> **WHAT IS NEEDED**: Return the records word for word. Any pictures in them are not part of the copy.

> **DATA RECORDS**:
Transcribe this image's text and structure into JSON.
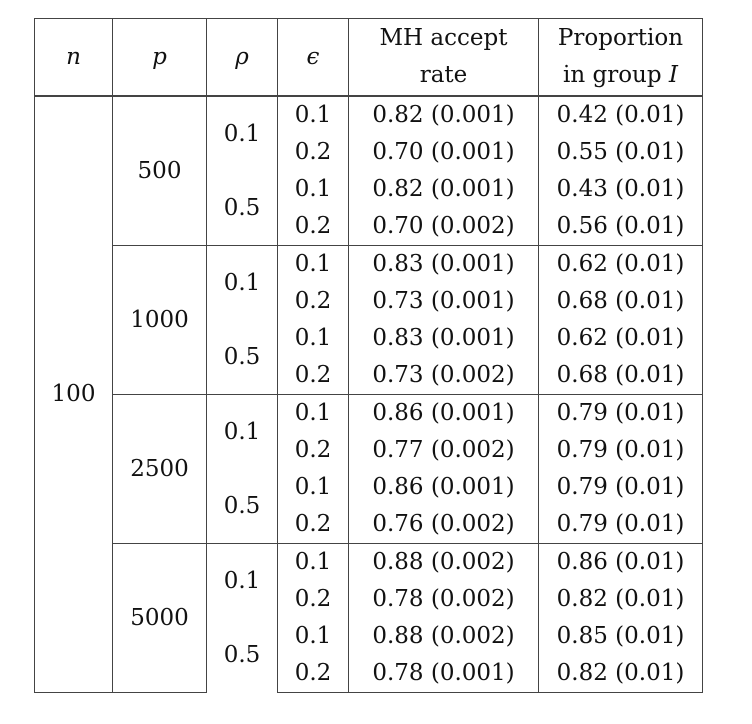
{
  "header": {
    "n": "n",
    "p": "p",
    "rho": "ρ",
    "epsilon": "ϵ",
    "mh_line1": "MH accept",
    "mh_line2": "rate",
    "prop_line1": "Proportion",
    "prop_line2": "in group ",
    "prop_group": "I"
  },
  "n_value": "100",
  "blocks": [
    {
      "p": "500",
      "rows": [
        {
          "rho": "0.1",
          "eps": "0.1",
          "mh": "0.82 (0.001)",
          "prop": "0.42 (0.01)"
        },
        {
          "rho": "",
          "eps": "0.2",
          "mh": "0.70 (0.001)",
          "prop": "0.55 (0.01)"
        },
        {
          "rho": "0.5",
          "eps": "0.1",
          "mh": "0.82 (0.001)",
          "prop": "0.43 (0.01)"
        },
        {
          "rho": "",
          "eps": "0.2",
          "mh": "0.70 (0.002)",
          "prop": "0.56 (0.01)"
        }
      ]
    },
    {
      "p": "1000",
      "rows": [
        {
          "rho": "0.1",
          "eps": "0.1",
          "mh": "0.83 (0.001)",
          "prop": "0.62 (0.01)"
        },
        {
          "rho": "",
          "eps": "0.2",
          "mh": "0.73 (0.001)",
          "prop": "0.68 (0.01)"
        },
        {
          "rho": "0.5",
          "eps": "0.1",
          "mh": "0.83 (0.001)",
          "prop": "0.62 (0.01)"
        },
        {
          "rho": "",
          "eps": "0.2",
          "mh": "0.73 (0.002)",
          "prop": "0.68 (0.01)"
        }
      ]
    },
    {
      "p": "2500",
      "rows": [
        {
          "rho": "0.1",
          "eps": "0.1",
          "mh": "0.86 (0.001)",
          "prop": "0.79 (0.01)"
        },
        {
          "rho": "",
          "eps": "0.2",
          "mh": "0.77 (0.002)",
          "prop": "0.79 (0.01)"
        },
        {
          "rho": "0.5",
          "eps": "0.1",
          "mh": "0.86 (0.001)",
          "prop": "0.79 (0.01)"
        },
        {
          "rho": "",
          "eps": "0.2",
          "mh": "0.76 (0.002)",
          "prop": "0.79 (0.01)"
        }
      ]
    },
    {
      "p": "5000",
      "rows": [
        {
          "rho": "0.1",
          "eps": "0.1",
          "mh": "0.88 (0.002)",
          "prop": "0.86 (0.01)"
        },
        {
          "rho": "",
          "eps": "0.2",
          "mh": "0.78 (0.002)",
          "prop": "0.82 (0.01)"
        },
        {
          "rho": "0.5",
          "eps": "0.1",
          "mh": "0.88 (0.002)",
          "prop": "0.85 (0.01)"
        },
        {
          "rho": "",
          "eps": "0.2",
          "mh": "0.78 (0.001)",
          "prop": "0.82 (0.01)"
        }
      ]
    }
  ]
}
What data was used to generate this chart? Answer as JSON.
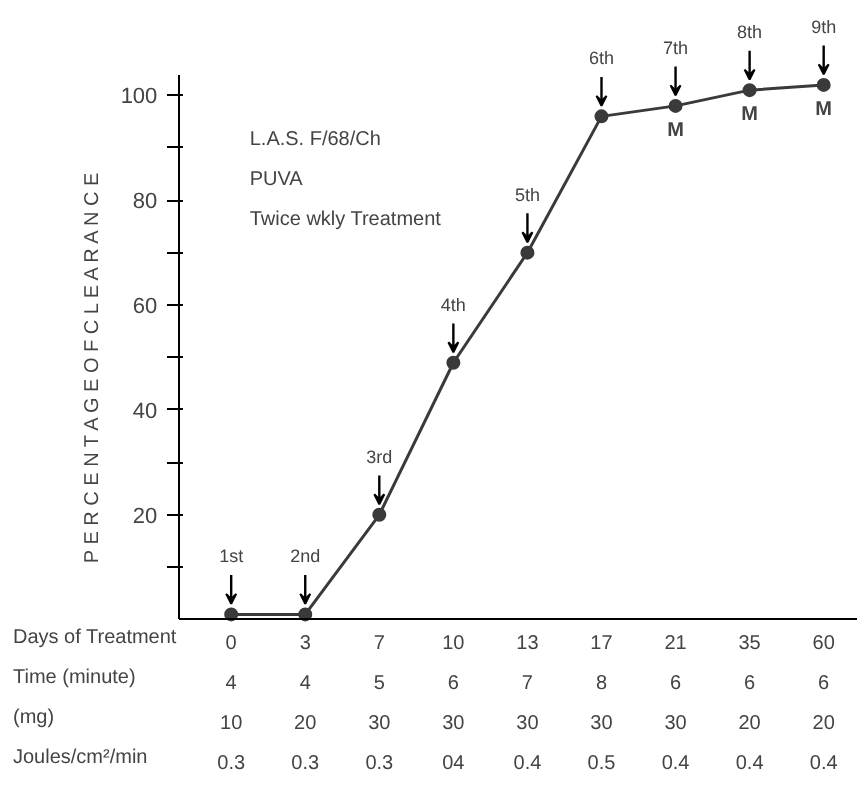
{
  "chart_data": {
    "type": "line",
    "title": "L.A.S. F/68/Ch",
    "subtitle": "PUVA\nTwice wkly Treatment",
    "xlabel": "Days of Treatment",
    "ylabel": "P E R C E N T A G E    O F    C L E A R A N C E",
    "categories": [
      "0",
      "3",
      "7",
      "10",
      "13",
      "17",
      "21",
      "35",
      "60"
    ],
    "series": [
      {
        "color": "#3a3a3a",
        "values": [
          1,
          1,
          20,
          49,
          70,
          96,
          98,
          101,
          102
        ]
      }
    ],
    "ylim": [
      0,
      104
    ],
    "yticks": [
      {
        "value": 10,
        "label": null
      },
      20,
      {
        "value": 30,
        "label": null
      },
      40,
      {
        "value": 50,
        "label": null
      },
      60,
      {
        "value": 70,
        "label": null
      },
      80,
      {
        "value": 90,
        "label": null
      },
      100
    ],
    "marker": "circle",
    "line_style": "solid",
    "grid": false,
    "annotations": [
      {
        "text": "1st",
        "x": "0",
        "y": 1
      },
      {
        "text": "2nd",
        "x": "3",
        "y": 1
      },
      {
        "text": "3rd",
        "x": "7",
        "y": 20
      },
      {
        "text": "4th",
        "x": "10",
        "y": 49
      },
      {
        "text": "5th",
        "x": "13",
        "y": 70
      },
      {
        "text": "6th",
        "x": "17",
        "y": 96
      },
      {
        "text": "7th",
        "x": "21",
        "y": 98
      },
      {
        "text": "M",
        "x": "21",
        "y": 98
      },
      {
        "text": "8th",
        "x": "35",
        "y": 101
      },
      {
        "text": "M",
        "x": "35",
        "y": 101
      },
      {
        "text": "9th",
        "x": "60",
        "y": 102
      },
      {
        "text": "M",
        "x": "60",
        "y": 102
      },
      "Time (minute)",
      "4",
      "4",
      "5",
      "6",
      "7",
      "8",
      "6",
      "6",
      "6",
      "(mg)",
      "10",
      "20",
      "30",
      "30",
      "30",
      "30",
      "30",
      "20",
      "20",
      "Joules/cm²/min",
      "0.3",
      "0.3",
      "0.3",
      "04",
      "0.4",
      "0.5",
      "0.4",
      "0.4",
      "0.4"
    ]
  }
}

> **OUTPUT OF THE EXERCISE**:
Transcribe this image's text and structure into JSON.
{
  "header": {
    "n": "n",
    "p": "p",
    "rho": "ρ",
    "epsilon": "ϵ",
    "mh_line1": "MH accept",
    "mh_line2": "rate",
    "prop_line1": "Proportion",
    "prop_line2": "in group ",
    "prop_group": "I"
  },
  "n_value": "100",
  "blocks": [
    {
      "p": "500",
      "rows": [
        {
          "rho": "0.1",
          "eps": "0.1",
          "mh": "0.82 (0.001)",
          "prop": "0.42 (0.01)"
        },
        {
          "rho": "",
          "eps": "0.2",
          "mh": "0.70 (0.001)",
          "prop": "0.55 (0.01)"
        },
        {
          "rho": "0.5",
          "eps": "0.1",
          "mh": "0.82 (0.001)",
          "prop": "0.43 (0.01)"
        },
        {
          "rho": "",
          "eps": "0.2",
          "mh": "0.70 (0.002)",
          "prop": "0.56 (0.01)"
        }
      ]
    },
    {
      "p": "1000",
      "rows": [
        {
          "rho": "0.1",
          "eps": "0.1",
          "mh": "0.83 (0.001)",
          "prop": "0.62 (0.01)"
        },
        {
          "rho": "",
          "eps": "0.2",
          "mh": "0.73 (0.001)",
          "prop": "0.68 (0.01)"
        },
        {
          "rho": "0.5",
          "eps": "0.1",
          "mh": "0.83 (0.001)",
          "prop": "0.62 (0.01)"
        },
        {
          "rho": "",
          "eps": "0.2",
          "mh": "0.73 (0.002)",
          "prop": "0.68 (0.01)"
        }
      ]
    },
    {
      "p": "2500",
      "rows": [
        {
          "rho": "0.1",
          "eps": "0.1",
          "mh": "0.86 (0.001)",
          "prop": "0.79 (0.01)"
        },
        {
          "rho": "",
          "eps": "0.2",
          "mh": "0.77 (0.002)",
          "prop": "0.79 (0.01)"
        },
        {
          "rho": "0.5",
          "eps": "0.1",
          "mh": "0.86 (0.001)",
          "prop": "0.79 (0.01)"
        },
        {
          "rho": "",
          "eps": "0.2",
          "mh": "0.76 (0.002)",
          "prop": "0.79 (0.01)"
        }
      ]
    },
    {
      "p": "5000",
      "rows": [
        {
          "rho": "0.1",
          "eps": "0.1",
          "mh": "0.88 (0.002)",
          "prop": "0.86 (0.01)"
        },
        {
          "rho": "",
          "eps": "0.2",
          "mh": "0.78 (0.002)",
          "prop": "0.82 (0.01)"
        },
        {
          "rho": "0.5",
          "eps": "0.1",
          "mh": "0.88 (0.002)",
          "prop": "0.85 (0.01)"
        },
        {
          "rho": "",
          "eps": "0.2",
          "mh": "0.78 (0.001)",
          "prop": "0.82 (0.01)"
        }
      ]
    }
  ]
}
What data was used to generate this chart? Answer as JSON.
{
  "chart_data": {
    "type": "line",
    "title": "L.A.S. F/68/Ch",
    "subtitle": "PUVA\nTwice wkly Treatment",
    "xlabel": "Days of Treatment",
    "ylabel": "P E R C E N T A G E    O F    C L E A R A N C E",
    "categories": [
      "0",
      "3",
      "7",
      "10",
      "13",
      "17",
      "21",
      "35",
      "60"
    ],
    "series": [
      {
        "color": "#3a3a3a",
        "values": [
          1,
          1,
          20,
          49,
          70,
          96,
          98,
          101,
          102
        ]
      }
    ],
    "ylim": [
      0,
      104
    ],
    "yticks": [
      {
        "value": 10,
        "label": null
      },
      20,
      {
        "value": 30,
        "label": null
      },
      40,
      {
        "value": 50,
        "label": null
      },
      60,
      {
        "value": 70,
        "label": null
      },
      80,
      {
        "value": 90,
        "label": null
      },
      100
    ],
    "marker": "circle",
    "line_style": "solid",
    "grid": false,
    "annotations": [
      {
        "text": "1st",
        "x": "0",
        "y": 1
      },
      {
        "text": "2nd",
        "x": "3",
        "y": 1
      },
      {
        "text": "3rd",
        "x": "7",
        "y": 20
      },
      {
        "text": "4th",
        "x": "10",
        "y": 49
      },
      {
        "text": "5th",
        "x": "13",
        "y": 70
      },
      {
        "text": "6th",
        "x": "17",
        "y": 96
      },
      {
        "text": "7th",
        "x": "21",
        "y": 98
      },
      {
        "text": "M",
        "x": "21",
        "y": 98
      },
      {
        "text": "8th",
        "x": "35",
        "y": 101
      },
      {
        "text": "M",
        "x": "35",
        "y": 101
      },
      {
        "text": "9th",
        "x": "60",
        "y": 102
      },
      {
        "text": "M",
        "x": "60",
        "y": 102
      },
      "Time (minute)",
      "4",
      "4",
      "5",
      "6",
      "7",
      "8",
      "6",
      "6",
      "6",
      "(mg)",
      "10",
      "20",
      "30",
      "30",
      "30",
      "30",
      "30",
      "20",
      "20",
      "Joules/cm²/min",
      "0.3",
      "0.3",
      "0.3",
      "04",
      "0.4",
      "0.5",
      "0.4",
      "0.4",
      "0.4"
    ]
  }
}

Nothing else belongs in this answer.